To do
Return the whole listing, keeping every character the same.

-- start --

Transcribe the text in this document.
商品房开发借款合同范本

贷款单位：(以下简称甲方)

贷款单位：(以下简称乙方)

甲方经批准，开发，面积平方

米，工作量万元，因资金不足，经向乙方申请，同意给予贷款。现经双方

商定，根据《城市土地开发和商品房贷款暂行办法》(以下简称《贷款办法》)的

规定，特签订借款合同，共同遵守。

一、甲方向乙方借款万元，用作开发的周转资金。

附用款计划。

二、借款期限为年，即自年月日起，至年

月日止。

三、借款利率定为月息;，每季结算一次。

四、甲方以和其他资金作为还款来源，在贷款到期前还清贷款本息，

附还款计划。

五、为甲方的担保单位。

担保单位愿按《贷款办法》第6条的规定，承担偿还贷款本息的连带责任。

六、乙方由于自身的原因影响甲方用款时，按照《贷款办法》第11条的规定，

-- end --

Response to the task
Transcribe the text in this document.
商品房开发借款合同范本

贷款单位：(以下简称甲方)

贷款单位：(以下简称乙方)

甲方经批准，开发，面积平方

米，工作量万元，因资金不足，经向乙方申请，同意给予贷款。现经双方

商定，根据《城市土地开发和商品房贷款暂行办法》(以下简称《贷款办法》)的

规定，特签订借款合同，共同遵守。

一、甲方向乙方借款万元，用作开发的周转资金。

附用款计划。

二、借款期限为年，即自年月日起，至年

月日止。

三、借款利率定为月息;，每季结算一次。

四、甲方以和其他资金作为还款来源，在贷款到期前还清贷款本息，

附还款计划。

五、为甲方的担保单位。

担保单位愿按《贷款办法》第6条的规定，承担偿还贷款本息的连带责任。

六、乙方由于自身的原因影响甲方用款时，按照《贷款办法》第11条的规定，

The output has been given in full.